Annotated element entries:
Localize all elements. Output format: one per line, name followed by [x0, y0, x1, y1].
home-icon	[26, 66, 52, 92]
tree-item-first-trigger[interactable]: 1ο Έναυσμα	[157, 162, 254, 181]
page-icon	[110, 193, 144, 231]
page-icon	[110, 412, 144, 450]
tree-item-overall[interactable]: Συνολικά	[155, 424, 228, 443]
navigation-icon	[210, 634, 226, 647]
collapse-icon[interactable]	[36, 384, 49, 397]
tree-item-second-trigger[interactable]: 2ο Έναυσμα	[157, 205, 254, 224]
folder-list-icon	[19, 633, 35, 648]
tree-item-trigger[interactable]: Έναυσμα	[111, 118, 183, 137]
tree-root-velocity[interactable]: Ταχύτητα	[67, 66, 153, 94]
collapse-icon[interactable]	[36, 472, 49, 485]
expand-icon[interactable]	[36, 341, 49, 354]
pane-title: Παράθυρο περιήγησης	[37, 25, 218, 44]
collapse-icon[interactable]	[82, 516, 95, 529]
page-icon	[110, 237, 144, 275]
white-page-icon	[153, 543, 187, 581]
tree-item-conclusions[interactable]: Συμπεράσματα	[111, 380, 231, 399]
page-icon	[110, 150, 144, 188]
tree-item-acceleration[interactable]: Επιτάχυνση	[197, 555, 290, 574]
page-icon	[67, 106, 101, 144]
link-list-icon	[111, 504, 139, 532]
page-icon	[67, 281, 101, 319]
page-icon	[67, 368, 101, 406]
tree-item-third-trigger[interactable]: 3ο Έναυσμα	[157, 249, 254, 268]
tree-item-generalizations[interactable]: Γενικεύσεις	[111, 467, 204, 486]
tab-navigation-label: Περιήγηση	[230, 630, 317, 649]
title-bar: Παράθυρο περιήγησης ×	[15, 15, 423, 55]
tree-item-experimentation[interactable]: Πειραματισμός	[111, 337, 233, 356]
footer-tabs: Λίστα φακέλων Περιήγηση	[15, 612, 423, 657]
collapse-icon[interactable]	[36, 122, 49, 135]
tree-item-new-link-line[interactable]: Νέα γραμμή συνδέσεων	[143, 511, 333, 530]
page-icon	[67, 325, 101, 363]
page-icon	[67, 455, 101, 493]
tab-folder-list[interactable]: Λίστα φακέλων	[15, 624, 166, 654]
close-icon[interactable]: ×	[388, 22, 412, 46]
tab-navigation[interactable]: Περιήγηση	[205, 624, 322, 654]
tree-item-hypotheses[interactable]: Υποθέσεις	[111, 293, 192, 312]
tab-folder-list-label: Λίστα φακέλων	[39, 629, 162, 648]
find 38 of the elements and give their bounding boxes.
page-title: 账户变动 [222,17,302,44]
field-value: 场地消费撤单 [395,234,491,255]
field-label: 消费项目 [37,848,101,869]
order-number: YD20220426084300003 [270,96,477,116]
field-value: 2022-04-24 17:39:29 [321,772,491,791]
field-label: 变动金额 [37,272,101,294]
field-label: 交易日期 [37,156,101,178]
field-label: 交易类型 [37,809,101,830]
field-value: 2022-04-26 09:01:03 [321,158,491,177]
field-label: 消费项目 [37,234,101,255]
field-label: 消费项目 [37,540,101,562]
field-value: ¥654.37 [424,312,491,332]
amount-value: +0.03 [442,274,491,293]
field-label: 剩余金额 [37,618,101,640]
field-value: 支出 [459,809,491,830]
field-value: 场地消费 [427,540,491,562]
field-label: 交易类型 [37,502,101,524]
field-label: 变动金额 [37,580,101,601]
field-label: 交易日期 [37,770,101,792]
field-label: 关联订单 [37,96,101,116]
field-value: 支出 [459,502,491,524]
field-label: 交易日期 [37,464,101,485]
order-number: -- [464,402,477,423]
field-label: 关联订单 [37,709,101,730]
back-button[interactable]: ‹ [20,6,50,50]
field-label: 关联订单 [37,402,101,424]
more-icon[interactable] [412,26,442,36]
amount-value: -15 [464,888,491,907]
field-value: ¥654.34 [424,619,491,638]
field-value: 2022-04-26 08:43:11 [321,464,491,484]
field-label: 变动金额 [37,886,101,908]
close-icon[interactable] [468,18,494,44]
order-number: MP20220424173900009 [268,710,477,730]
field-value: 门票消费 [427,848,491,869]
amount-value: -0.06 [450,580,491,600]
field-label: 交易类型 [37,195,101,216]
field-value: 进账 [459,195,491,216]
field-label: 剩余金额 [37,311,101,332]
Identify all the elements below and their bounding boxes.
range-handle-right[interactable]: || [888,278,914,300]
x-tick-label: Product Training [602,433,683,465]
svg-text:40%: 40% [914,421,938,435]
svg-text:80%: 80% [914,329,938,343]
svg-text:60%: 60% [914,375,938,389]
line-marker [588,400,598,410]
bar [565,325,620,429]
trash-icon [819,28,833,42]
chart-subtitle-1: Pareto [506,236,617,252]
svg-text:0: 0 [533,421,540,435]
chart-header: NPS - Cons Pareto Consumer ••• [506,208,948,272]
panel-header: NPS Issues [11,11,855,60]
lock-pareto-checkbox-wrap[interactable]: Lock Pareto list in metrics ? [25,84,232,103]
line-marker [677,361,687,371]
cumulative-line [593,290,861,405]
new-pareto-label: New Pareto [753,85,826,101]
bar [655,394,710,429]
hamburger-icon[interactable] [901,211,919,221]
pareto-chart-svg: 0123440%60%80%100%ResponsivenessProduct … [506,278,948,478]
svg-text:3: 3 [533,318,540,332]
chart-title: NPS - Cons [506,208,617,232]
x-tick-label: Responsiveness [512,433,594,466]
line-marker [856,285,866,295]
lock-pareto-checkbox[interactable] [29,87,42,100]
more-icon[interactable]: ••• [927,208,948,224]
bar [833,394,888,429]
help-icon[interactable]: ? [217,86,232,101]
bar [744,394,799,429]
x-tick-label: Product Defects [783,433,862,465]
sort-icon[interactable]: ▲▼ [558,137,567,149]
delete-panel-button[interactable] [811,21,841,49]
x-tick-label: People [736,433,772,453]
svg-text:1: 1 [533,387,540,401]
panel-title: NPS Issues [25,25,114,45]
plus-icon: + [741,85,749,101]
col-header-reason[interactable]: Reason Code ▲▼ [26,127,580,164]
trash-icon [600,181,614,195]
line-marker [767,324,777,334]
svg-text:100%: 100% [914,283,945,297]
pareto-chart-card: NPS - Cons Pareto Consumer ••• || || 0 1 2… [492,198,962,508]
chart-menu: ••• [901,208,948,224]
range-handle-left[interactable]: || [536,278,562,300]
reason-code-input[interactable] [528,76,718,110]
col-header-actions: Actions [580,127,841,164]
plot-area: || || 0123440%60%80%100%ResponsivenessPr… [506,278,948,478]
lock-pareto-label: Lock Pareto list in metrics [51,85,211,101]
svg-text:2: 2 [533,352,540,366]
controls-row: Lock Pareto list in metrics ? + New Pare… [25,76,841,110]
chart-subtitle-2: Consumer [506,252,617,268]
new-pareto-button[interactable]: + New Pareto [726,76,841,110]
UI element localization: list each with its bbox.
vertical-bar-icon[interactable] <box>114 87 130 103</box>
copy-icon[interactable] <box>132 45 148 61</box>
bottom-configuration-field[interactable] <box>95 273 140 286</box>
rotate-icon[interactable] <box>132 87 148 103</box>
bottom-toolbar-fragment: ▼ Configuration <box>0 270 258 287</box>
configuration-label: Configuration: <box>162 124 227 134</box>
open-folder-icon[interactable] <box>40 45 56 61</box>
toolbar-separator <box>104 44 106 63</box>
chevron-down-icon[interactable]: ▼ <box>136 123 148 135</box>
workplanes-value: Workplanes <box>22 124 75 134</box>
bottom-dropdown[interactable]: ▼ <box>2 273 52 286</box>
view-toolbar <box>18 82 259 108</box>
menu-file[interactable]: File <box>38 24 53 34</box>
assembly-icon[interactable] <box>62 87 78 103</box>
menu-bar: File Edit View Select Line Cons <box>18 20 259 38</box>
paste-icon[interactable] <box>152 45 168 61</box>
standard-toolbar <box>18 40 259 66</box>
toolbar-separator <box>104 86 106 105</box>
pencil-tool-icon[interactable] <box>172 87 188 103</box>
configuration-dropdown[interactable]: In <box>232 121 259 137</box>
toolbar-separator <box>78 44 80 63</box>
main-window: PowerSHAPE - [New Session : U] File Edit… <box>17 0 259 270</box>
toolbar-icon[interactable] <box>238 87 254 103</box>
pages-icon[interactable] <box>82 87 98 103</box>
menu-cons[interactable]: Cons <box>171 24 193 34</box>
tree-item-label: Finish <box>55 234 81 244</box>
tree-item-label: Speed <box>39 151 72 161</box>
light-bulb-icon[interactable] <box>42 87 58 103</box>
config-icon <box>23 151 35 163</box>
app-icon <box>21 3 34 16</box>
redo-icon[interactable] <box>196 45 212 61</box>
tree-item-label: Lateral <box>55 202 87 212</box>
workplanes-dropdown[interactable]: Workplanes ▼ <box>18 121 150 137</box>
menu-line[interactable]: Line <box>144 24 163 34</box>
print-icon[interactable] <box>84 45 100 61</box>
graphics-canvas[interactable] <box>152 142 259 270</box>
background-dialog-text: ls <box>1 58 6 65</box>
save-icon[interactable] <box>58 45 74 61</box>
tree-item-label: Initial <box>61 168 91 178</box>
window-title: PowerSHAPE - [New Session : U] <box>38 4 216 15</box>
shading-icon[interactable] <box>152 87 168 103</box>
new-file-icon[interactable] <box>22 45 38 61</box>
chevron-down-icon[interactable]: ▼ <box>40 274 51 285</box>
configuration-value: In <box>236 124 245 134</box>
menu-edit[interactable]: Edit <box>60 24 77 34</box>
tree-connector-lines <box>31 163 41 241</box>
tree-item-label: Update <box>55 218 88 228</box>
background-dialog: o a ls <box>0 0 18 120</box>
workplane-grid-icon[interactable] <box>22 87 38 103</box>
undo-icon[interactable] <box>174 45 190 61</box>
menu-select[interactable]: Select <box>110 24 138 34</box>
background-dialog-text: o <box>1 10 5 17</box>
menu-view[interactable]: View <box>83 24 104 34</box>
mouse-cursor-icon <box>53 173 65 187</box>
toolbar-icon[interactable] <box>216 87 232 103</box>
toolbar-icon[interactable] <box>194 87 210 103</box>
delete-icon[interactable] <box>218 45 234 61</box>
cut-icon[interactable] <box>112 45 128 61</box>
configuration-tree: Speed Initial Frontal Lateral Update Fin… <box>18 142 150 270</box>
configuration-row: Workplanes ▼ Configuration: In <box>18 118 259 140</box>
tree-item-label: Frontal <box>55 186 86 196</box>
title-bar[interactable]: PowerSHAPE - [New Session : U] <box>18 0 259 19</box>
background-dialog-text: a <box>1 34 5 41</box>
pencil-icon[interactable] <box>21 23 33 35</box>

DIRECTIONS FOR THIS TASK: Copy the lines of the listing word for word, from its first line through the line containing "footer-tabs: Λίστα φακέλων", both included.

TASK ANSWER:
Localize all elements. Output format: one per line, name followed by [x0, y0, x1, y1].
home-icon	[26, 66, 52, 92]
tree-item-first-trigger[interactable]: 1ο Έναυσμα	[157, 162, 254, 181]
page-icon	[110, 193, 144, 231]
page-icon	[110, 412, 144, 450]
tree-item-overall[interactable]: Συνολικά	[155, 424, 228, 443]
navigation-icon	[210, 634, 226, 647]
collapse-icon[interactable]	[36, 384, 49, 397]
tree-item-second-trigger[interactable]: 2ο Έναυσμα	[157, 205, 254, 224]
folder-list-icon	[19, 633, 35, 648]
tree-item-trigger[interactable]: Έναυσμα	[111, 118, 183, 137]
tree-root-velocity[interactable]: Ταχύτητα	[67, 66, 153, 94]
collapse-icon[interactable]	[36, 472, 49, 485]
expand-icon[interactable]	[36, 341, 49, 354]
pane-title: Παράθυρο περιήγησης	[37, 25, 218, 44]
collapse-icon[interactable]	[82, 516, 95, 529]
page-icon	[110, 237, 144, 275]
white-page-icon	[153, 543, 187, 581]
tree-item-conclusions[interactable]: Συμπεράσματα	[111, 380, 231, 399]
page-icon	[110, 150, 144, 188]
tree-item-acceleration[interactable]: Επιτάχυνση	[197, 555, 290, 574]
page-icon	[67, 106, 101, 144]
link-list-icon	[111, 504, 139, 532]
page-icon	[67, 281, 101, 319]
page-icon	[67, 368, 101, 406]
tree-item-third-trigger[interactable]: 3ο Έναυσμα	[157, 249, 254, 268]
tree-item-generalizations[interactable]: Γενικεύσεις	[111, 467, 204, 486]
tab-navigation-label: Περιήγηση	[230, 630, 317, 649]
title-bar: Παράθυρο περιήγησης ×	[15, 15, 423, 55]
tree-item-experimentation[interactable]: Πειραματισμός	[111, 337, 233, 356]
footer-tabs: Λίστα φακέλων Περιήγηση	[15, 612, 423, 657]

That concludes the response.